Set exercise> Restate each of the lines given below, word for word.

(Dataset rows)
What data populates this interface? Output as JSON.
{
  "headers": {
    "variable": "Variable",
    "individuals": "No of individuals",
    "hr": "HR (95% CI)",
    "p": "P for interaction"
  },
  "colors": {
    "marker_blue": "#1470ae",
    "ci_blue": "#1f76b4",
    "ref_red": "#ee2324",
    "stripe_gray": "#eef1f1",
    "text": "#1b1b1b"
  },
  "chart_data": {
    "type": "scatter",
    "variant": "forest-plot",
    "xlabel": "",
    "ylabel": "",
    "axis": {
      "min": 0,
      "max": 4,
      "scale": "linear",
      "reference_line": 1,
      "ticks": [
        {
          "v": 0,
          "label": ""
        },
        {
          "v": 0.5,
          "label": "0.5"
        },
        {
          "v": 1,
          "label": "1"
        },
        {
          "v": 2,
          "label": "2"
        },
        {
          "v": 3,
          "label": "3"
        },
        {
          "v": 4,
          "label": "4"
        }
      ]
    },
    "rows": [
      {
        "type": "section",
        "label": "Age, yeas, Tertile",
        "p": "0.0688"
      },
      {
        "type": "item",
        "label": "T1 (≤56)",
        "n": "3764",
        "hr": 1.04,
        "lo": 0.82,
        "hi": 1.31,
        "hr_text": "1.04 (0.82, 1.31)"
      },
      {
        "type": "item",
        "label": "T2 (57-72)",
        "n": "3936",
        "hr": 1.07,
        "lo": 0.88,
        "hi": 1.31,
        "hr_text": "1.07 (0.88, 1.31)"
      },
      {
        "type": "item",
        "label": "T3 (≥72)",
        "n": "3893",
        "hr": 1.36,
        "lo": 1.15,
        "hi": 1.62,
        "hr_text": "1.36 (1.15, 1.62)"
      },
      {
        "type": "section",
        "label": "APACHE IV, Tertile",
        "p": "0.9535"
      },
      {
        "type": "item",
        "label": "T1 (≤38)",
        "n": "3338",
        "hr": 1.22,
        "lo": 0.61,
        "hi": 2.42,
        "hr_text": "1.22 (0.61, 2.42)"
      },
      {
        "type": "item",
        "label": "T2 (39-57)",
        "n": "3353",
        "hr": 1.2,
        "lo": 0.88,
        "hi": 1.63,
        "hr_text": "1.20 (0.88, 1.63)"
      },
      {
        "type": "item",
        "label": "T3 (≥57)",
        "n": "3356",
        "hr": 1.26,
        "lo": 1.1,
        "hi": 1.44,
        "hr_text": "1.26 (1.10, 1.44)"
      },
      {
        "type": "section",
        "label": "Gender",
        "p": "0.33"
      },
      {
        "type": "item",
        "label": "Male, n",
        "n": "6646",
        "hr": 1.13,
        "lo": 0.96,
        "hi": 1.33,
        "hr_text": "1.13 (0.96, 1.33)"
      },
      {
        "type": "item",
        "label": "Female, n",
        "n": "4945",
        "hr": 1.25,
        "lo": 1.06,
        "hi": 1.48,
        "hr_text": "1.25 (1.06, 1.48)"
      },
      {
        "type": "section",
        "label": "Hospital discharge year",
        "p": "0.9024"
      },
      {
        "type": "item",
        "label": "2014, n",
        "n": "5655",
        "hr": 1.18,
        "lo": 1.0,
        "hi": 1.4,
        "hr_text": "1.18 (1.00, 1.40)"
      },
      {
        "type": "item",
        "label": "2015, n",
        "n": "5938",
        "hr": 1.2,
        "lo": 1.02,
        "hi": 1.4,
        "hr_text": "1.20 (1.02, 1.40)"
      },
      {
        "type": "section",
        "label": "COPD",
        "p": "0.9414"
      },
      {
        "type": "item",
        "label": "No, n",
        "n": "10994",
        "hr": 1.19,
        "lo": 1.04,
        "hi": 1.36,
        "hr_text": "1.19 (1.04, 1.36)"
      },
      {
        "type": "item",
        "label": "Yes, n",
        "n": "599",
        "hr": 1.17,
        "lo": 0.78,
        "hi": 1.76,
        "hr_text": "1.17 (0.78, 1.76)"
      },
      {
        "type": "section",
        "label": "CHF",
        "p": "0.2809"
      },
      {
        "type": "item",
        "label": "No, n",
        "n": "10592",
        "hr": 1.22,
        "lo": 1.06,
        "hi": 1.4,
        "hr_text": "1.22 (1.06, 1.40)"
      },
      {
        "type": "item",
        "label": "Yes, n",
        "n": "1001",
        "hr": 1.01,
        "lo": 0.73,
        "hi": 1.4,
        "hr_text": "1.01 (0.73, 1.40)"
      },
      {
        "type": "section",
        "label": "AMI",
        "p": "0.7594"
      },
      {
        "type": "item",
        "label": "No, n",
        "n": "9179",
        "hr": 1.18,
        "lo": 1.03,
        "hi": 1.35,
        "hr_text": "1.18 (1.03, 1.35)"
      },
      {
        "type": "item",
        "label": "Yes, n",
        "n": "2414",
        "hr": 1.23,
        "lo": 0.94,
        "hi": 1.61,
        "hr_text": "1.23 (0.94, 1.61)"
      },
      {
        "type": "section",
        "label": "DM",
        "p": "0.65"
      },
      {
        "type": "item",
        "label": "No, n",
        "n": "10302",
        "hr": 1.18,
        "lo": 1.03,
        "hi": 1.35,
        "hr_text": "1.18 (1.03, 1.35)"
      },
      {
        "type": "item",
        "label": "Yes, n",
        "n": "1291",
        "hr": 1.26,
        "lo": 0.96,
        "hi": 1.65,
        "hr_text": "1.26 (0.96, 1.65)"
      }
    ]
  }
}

Written answer>
What data populates this interface? Output as JSON.
{
  "headers": {
    "variable": "Variable",
    "individuals": "No of individuals",
    "hr": "HR (95% CI)",
    "p": "P for interaction"
  },
  "colors": {
    "marker_blue": "#1470ae",
    "ci_blue": "#1f76b4",
    "ref_red": "#ee2324",
    "stripe_gray": "#eef1f1",
    "text": "#1b1b1b"
  },
  "chart_data": {
    "type": "scatter",
    "variant": "forest-plot",
    "xlabel": "",
    "ylabel": "",
    "axis": {
      "min": 0,
      "max": 4,
      "scale": "linear",
      "reference_line": 1,
      "ticks": [
        {
          "v": 0,
          "label": ""
        },
        {
          "v": 0.5,
          "label": "0.5"
        },
        {
          "v": 1,
          "label": "1"
        },
        {
          "v": 2,
          "label": "2"
        },
        {
          "v": 3,
          "label": "3"
        },
        {
          "v": 4,
          "label": "4"
        }
      ]
    },
    "rows": [
      {
        "type": "section",
        "label": "Age, yeas, Tertile",
        "p": "0.0688"
      },
      {
        "type": "item",
        "label": "T1 (≤56)",
        "n": "3764",
        "hr": 1.04,
        "lo": 0.82,
        "hi": 1.31,
        "hr_text": "1.04 (0.82, 1.31)"
      },
      {
        "type": "item",
        "label": "T2 (57-72)",
        "n": "3936",
        "hr": 1.07,
        "lo": 0.88,
        "hi": 1.31,
        "hr_text": "1.07 (0.88, 1.31)"
      },
      {
        "type": "item",
        "label": "T3 (≥72)",
        "n": "3893",
        "hr": 1.36,
        "lo": 1.15,
        "hi": 1.62,
        "hr_text": "1.36 (1.15, 1.62)"
      },
      {
        "type": "section",
        "label": "APACHE IV, Tertile",
        "p": "0.9535"
      },
      {
        "type": "item",
        "label": "T1 (≤38)",
        "n": "3338",
        "hr": 1.22,
        "lo": 0.61,
        "hi": 2.42,
        "hr_text": "1.22 (0.61, 2.42)"
      },
      {
        "type": "item",
        "label": "T2 (39-57)",
        "n": "3353",
        "hr": 1.2,
        "lo": 0.88,
        "hi": 1.63,
        "hr_text": "1.20 (0.88, 1.63)"
      },
      {
        "type": "item",
        "label": "T3 (≥57)",
        "n": "3356",
        "hr": 1.26,
        "lo": 1.1,
        "hi": 1.44,
        "hr_text": "1.26 (1.10, 1.44)"
      },
      {
        "type": "section",
        "label": "Gender",
        "p": "0.33"
      },
      {
        "type": "item",
        "label": "Male, n",
        "n": "6646",
        "hr": 1.13,
        "lo": 0.96,
        "hi": 1.33,
        "hr_text": "1.13 (0.96, 1.33)"
      },
      {
        "type": "item",
        "label": "Female, n",
        "n": "4945",
        "hr": 1.25,
        "lo": 1.06,
        "hi": 1.48,
        "hr_text": "1.25 (1.06, 1.48)"
      },
      {
        "type": "section",
        "label": "Hospital discharge year",
        "p": "0.9024"
      },
      {
        "type": "item",
        "label": "2014, n",
        "n": "5655",
        "hr": 1.18,
        "lo": 1.0,
        "hi": 1.4,
        "hr_text": "1.18 (1.00, 1.40)"
      },
      {
        "type": "item",
        "label": "2015, n",
        "n": "5938",
        "hr": 1.2,
        "lo": 1.02,
        "hi": 1.4,
        "hr_text": "1.20 (1.02, 1.40)"
      },
      {
        "type": "section",
        "label": "COPD",
        "p": "0.9414"
      },
      {
        "type": "item",
        "label": "No, n",
        "n": "10994",
        "hr": 1.19,
        "lo": 1.04,
        "hi": 1.36,
        "hr_text": "1.19 (1.04, 1.36)"
      },
      {
        "type": "item",
        "label": "Yes, n",
        "n": "599",
        "hr": 1.17,
        "lo": 0.78,
        "hi": 1.76,
        "hr_text": "1.17 (0.78, 1.76)"
      },
      {
        "type": "section",
        "label": "CHF",
        "p": "0.2809"
      },
      {
        "type": "item",
        "label": "No, n",
        "n": "10592",
        "hr": 1.22,
        "lo": 1.06,
        "hi": 1.4,
        "hr_text": "1.22 (1.06, 1.40)"
      },
      {
        "type": "item",
        "label": "Yes, n",
        "n": "1001",
        "hr": 1.01,
        "lo": 0.73,
        "hi": 1.4,
        "hr_text": "1.01 (0.73, 1.40)"
      },
      {
        "type": "section",
        "label": "AMI",
        "p": "0.7594"
      },
      {
        "type": "item",
        "label": "No, n",
        "n": "9179",
        "hr": 1.18,
        "lo": 1.03,
        "hi": 1.35,
        "hr_text": "1.18 (1.03, 1.35)"
      },
      {
        "type": "item",
        "label": "Yes, n",
        "n": "2414",
        "hr": 1.23,
        "lo": 0.94,
        "hi": 1.61,
        "hr_text": "1.23 (0.94, 1.61)"
      },
      {
        "type": "section",
        "label": "DM",
        "p": "0.65"
      },
      {
        "type": "item",
        "label": "No, n",
        "n": "10302",
        "hr": 1.18,
        "lo": 1.03,
        "hi": 1.35,
        "hr_text": "1.18 (1.03, 1.35)"
      },
      {
        "type": "item",
        "label": "Yes, n",
        "n": "1291",
        "hr": 1.26,
        "lo": 0.96,
        "hi": 1.65,
        "hr_text": "1.26 (0.96, 1.65)"
      }
    ]
  }
}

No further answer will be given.